* _Data to process_:
____

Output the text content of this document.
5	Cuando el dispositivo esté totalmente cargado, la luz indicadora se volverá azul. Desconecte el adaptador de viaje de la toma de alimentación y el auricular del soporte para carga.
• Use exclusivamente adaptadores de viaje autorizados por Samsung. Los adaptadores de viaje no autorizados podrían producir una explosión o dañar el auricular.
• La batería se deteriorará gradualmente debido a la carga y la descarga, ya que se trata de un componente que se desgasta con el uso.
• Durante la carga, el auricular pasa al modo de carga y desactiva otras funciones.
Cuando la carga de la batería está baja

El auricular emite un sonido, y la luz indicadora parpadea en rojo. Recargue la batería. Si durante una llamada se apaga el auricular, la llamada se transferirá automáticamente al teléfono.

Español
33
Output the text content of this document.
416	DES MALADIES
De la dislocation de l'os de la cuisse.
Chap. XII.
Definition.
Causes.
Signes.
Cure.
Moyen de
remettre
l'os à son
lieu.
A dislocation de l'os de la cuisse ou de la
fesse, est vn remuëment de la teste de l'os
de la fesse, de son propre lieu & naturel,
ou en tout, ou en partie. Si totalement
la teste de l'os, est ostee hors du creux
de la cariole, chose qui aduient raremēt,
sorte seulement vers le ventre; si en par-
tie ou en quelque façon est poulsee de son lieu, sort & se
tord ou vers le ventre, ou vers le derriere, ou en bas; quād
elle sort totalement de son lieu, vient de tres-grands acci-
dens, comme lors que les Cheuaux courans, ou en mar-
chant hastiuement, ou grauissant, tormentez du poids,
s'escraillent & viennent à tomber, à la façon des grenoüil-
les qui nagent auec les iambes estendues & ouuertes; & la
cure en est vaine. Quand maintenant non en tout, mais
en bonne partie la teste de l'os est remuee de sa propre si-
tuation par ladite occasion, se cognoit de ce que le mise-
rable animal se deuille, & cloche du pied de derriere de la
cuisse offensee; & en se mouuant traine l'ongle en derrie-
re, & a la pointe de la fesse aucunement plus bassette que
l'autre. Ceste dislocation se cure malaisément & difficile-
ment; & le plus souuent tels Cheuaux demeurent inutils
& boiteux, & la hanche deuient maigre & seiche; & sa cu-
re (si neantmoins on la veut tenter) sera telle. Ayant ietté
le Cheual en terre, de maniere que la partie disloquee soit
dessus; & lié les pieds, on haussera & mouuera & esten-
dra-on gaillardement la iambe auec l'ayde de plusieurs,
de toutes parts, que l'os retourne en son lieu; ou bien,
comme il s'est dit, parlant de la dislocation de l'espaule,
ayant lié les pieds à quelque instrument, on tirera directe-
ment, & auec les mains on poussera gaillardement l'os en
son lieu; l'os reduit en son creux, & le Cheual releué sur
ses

____

* _Task details_:
Your task is to transcribe the listing above in full, exactly as given.

* _Solution for this exercise_:
Output the text content of this document.
5	Cuando el dispositivo esté totalmente cargado, la luz indicadora se volverá azul. Desconecte el adaptador de viaje de la toma de alimentación y el auricular del soporte para carga.
• Use exclusivamente adaptadores de viaje autorizados por Samsung. Los adaptadores de viaje no autorizados podrían producir una explosión o dañar el auricular.
• La batería se deteriorará gradualmente debido a la carga y la descarga, ya que se trata de un componente que se desgasta con el uso.
• Durante la carga, el auricular pasa al modo de carga y desactiva otras funciones.
Cuando la carga de la batería está baja

El auricular emite un sonido, y la luz indicadora parpadea en rojo. Recargue la batería. Si durante una llamada se apaga el auricular, la llamada se transferirá automáticamente al teléfono.

Español
33
Output the text content of this document.
416	DES MALADIES
De la dislocation de l'os de la cuisse.
Chap. XII.
Definition.
Causes.
Signes.
Cure.
Moyen de
remettre
l'os à son
lieu.
A dislocation de l'os de la cuisse ou de la
fesse, est vn remuëment de la teste de l'os
de la fesse, de son propre lieu & naturel,
ou en tout, ou en partie. Si totalement
la teste de l'os, est ostee hors du creux
de la cariole, chose qui aduient raremēt,
sorte seulement vers le ventre; si en par-
tie ou en quelque façon est poulsee de son lieu, sort & se
tord ou vers le ventre, ou vers le derriere, ou en bas; quād
elle sort totalement de son lieu, vient de tres-grands acci-
dens, comme lors que les Cheuaux courans, ou en mar-
chant hastiuement, ou grauissant, tormentez du poids,
s'escraillent & viennent à tomber, à la façon des grenoüil-
les qui nagent auec les iambes estendues & ouuertes; & la
cure en est vaine. Quand maintenant non en tout, mais
en bonne partie la teste de l'os est remuee de sa propre si-
tuation par ladite occasion, se cognoit de ce que le mise-
rable animal se deuille, & cloche du pied de derriere de la
cuisse offensee; & en se mouuant traine l'ongle en derrie-
re, & a la pointe de la fesse aucunement plus bassette que
l'autre. Ceste dislocation se cure malaisément & difficile-
ment; & le plus souuent tels Cheuaux demeurent inutils
& boiteux, & la hanche deuient maigre & seiche; & sa cu-
re (si neantmoins on la veut tenter) sera telle. Ayant ietté
le Cheual en terre, de maniere que la partie disloquee soit
dessus; & lié les pieds, on haussera & mouuera & esten-
dra-on gaillardement la iambe auec l'ayde de plusieurs,
de toutes parts, que l'os retourne en son lieu; ou bien,
comme il s'est dit, parlant de la dislocation de l'espaule,
ayant lié les pieds à quelque instrument, on tirera directe-
ment, & auec les mains on poussera gaillardement l'os en
son lieu; l'os reduit en son creux, & le Cheual releué sur
ses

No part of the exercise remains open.